[Entries from a dataset]

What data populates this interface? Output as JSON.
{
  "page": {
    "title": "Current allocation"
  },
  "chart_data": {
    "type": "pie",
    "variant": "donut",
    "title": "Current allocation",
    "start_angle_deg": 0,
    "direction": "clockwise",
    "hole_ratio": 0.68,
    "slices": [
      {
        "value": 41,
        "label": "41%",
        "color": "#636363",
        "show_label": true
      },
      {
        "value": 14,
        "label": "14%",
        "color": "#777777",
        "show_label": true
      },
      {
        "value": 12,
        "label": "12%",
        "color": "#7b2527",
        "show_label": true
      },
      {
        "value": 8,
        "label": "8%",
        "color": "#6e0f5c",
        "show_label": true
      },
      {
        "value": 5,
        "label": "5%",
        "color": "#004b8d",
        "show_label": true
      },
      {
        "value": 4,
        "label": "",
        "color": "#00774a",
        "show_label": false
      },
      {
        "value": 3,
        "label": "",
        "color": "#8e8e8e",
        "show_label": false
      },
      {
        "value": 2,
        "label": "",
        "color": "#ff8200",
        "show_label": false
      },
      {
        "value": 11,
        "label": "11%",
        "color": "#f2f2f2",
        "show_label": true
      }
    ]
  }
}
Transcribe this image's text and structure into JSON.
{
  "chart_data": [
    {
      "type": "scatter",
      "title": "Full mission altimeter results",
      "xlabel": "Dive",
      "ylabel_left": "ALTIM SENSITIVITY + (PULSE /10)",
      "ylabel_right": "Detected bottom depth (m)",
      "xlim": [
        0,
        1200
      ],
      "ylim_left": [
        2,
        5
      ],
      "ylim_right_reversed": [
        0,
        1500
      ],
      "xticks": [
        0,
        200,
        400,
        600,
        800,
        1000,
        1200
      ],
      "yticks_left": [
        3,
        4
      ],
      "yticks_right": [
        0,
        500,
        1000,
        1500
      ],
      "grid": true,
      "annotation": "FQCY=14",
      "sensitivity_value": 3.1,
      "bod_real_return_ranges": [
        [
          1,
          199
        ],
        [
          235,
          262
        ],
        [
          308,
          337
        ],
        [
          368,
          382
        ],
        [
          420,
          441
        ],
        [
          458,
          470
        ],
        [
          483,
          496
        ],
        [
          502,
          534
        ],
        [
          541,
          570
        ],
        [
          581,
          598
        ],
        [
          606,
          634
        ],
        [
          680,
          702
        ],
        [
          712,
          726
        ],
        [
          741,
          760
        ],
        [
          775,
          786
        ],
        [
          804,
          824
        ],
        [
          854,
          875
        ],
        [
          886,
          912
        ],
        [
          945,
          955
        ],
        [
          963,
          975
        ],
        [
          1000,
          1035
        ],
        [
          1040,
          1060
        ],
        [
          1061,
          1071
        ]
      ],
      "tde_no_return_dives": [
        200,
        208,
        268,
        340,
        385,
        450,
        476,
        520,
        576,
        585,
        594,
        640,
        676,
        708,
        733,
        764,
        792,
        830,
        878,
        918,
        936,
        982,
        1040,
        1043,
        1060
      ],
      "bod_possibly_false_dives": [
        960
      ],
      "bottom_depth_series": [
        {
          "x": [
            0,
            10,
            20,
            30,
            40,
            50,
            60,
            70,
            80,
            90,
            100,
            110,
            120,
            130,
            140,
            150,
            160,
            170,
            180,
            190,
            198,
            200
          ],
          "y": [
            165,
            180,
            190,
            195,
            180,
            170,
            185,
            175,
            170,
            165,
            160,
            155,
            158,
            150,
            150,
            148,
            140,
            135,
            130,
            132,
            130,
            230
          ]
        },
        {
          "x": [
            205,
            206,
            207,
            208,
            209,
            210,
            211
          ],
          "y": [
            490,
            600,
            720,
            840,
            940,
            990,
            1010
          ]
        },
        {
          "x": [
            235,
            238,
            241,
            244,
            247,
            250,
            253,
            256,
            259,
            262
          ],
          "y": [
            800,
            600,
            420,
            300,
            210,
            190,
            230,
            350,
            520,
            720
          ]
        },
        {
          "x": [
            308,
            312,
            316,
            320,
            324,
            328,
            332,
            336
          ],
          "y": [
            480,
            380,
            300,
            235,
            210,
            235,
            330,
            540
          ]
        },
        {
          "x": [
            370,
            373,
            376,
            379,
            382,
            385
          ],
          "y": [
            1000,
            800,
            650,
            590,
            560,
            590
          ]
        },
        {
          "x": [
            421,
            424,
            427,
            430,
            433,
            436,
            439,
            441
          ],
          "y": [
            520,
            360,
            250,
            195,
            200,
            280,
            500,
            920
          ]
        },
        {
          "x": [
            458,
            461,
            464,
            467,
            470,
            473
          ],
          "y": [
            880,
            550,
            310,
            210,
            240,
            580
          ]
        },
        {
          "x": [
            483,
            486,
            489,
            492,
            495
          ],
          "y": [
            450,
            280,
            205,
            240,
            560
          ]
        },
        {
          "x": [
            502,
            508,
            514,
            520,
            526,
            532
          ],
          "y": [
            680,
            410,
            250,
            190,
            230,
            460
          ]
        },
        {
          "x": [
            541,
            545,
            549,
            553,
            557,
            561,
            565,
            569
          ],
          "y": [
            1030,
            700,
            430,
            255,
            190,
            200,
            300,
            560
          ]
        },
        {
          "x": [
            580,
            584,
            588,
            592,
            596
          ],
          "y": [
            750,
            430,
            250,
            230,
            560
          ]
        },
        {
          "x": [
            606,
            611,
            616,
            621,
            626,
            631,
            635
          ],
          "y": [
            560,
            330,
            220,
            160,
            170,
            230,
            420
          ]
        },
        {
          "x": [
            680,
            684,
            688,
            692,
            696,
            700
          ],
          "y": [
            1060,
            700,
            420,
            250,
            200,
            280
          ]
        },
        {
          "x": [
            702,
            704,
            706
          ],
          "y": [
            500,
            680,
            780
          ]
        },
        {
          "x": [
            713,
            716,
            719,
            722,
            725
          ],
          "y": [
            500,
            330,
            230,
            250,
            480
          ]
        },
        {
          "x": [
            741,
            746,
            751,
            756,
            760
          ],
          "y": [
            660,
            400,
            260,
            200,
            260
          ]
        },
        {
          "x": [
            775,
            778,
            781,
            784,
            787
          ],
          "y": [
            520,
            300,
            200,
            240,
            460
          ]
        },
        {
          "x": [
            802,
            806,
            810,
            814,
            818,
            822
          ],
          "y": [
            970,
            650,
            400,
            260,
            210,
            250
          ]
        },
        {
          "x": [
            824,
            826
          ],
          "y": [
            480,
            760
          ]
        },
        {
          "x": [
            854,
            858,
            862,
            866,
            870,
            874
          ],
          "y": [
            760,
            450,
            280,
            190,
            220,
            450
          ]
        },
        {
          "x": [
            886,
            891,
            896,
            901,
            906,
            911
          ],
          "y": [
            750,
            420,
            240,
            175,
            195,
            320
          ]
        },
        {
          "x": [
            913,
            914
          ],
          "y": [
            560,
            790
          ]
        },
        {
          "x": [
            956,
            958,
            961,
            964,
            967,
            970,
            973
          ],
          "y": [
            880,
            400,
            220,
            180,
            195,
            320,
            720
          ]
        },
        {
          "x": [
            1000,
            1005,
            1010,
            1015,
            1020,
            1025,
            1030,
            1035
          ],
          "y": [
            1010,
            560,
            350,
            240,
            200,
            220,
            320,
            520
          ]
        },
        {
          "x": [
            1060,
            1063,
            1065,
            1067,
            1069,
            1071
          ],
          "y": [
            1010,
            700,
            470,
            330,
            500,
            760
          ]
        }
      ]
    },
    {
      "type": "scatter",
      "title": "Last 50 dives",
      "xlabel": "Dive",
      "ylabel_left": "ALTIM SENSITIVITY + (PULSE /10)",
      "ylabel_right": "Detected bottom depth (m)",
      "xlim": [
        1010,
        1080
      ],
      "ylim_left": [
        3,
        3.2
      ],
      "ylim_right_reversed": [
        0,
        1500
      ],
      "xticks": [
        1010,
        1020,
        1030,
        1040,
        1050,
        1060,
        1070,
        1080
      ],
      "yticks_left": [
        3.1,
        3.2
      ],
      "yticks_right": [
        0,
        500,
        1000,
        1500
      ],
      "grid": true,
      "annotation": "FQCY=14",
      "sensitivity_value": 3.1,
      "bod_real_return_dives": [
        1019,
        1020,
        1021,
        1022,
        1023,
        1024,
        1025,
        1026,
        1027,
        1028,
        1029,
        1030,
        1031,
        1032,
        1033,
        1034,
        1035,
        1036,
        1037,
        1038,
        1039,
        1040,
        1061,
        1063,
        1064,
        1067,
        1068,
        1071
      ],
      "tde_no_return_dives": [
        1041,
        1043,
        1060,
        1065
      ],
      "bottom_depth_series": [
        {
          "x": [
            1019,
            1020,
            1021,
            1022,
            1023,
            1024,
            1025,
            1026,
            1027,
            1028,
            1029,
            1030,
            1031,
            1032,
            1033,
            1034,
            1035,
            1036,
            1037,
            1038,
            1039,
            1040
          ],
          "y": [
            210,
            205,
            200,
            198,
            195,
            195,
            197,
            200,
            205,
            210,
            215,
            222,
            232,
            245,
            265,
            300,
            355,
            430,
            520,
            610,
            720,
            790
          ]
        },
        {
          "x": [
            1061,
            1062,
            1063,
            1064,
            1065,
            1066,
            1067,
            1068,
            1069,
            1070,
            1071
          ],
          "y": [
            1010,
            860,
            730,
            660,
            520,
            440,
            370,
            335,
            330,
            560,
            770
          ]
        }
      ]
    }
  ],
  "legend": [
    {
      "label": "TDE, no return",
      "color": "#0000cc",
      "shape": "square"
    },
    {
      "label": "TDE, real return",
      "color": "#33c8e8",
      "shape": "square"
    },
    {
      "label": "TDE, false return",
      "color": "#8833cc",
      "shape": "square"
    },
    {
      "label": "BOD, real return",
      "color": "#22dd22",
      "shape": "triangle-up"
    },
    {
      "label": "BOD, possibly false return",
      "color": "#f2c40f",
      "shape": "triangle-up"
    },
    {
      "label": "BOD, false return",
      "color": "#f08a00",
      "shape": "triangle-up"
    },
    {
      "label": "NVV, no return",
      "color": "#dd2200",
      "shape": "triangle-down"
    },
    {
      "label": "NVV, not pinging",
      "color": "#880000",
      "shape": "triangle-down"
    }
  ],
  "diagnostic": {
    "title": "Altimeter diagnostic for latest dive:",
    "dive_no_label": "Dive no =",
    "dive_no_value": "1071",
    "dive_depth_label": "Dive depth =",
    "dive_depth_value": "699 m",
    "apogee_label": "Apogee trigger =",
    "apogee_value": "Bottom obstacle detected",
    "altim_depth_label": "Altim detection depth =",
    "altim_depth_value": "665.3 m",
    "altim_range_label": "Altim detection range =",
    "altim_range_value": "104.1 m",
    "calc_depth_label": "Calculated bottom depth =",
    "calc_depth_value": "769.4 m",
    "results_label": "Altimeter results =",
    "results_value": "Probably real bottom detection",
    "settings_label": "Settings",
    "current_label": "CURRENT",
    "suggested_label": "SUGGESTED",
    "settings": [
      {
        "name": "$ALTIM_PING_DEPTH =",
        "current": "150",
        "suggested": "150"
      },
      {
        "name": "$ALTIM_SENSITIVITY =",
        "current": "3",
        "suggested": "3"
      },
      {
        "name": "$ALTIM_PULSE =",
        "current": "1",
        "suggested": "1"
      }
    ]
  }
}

→ SHORT TASK
Using the listing above, show each line holding the string "detection".

→ RESULT OF THE TASK
    "altim_depth_label": "Altim detection depth =",
    "altim_range_label": "Altim detection range =",
    "results_value": "Probably real bottom detection",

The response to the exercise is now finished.